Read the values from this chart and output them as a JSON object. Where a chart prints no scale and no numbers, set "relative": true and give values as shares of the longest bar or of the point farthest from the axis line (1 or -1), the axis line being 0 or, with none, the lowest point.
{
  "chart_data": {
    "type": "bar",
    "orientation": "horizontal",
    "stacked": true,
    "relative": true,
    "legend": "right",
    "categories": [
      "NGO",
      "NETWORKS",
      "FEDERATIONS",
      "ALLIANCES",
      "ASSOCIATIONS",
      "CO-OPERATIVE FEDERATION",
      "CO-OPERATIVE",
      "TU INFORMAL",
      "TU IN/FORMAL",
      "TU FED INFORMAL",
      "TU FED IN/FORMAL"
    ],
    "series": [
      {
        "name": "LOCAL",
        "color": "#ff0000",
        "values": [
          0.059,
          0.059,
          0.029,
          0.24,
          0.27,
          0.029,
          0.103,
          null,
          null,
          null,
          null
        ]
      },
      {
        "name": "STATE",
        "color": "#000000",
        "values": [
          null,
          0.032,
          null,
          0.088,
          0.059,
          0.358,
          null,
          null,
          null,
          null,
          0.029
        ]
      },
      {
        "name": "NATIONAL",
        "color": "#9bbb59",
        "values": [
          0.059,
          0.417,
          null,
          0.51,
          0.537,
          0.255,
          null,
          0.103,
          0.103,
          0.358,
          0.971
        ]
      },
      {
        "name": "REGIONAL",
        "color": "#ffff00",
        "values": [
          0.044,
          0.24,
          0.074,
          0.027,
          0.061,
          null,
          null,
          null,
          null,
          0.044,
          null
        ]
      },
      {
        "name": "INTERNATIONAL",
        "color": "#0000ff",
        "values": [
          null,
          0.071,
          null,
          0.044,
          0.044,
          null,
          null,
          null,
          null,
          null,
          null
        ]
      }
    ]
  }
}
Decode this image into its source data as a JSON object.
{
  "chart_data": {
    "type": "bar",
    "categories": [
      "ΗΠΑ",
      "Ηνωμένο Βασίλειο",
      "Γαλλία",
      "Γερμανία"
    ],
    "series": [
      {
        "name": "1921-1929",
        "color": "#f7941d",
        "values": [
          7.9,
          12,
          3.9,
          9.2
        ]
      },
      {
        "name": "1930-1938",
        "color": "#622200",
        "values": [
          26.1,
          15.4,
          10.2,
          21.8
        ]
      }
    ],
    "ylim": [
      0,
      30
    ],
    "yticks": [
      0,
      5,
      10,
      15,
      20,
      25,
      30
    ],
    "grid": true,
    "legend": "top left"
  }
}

◇ ◇ ◇ ◇ ◇

▶ **GIVEN PROBLEM**: Of the lines in the material, how many contain the word "true"? Reply with the number and nothing else.

▶ **FULL ANSWER**: 4